--- What is needed ---
List each line of the data that holds the string "поддержки".

— start —

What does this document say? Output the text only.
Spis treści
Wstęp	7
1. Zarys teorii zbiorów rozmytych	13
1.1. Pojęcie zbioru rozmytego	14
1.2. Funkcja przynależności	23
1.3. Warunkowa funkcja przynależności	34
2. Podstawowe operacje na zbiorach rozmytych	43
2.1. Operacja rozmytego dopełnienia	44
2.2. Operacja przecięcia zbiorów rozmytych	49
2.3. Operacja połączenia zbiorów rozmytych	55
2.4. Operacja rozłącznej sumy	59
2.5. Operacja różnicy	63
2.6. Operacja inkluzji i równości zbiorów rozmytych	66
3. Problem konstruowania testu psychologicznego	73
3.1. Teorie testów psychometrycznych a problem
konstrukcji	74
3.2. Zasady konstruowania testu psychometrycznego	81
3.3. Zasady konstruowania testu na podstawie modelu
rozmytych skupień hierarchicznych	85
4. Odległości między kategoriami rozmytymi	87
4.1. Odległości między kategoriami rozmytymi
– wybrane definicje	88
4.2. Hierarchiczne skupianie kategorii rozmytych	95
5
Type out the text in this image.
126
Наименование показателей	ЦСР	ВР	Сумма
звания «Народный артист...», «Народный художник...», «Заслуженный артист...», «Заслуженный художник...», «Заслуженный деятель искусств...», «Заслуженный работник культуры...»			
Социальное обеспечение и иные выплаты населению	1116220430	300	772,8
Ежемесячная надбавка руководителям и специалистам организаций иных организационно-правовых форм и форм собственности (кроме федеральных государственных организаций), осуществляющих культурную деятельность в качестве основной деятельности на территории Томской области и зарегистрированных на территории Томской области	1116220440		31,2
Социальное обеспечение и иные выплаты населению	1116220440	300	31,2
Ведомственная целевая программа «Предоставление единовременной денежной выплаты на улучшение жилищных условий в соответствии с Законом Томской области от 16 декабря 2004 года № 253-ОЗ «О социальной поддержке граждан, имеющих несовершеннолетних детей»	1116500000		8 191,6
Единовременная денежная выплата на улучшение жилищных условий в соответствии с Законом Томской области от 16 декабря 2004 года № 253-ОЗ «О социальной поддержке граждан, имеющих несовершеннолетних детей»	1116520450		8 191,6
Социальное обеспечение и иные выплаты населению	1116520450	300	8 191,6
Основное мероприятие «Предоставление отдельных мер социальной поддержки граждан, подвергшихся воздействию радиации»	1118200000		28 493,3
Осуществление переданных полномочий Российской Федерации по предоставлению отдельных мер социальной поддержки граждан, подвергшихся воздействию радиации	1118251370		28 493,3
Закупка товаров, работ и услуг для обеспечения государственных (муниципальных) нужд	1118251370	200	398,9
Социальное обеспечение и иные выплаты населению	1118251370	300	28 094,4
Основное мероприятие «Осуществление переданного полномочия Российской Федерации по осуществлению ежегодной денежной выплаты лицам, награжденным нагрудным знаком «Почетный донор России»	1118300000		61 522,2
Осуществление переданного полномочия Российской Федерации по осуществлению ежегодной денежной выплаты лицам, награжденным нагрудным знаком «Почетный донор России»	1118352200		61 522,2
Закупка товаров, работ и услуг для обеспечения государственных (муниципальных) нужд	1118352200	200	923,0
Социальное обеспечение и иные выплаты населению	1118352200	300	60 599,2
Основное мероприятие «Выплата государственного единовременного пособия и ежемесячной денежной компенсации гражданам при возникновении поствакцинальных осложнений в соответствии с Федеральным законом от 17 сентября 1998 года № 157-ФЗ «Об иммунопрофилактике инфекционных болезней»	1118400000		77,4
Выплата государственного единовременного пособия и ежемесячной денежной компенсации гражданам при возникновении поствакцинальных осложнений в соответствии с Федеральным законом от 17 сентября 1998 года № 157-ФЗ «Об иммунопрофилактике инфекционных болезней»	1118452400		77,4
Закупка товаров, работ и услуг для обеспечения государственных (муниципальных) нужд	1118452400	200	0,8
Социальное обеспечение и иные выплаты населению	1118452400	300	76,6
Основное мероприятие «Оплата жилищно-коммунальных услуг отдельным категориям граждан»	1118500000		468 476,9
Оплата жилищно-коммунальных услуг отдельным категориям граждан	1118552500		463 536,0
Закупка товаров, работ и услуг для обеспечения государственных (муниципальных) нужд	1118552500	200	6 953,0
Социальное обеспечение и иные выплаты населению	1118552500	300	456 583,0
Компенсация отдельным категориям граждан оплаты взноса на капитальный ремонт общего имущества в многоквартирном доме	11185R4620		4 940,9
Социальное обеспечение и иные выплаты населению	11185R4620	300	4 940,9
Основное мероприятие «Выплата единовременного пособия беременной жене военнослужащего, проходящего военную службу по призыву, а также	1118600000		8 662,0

— end —

--- Result of the exercise ---
Основное мероприятие «Предоставление отдельных мер социальной поддержки граждан, подвергшихся воздействию радиации»	1118200000		28 493,3
Осуществление переданных полномочий Российской Федерации по предоставлению отдельных мер социальной поддержки граждан, подвергшихся воздействию радиации	1118251370		28 493,3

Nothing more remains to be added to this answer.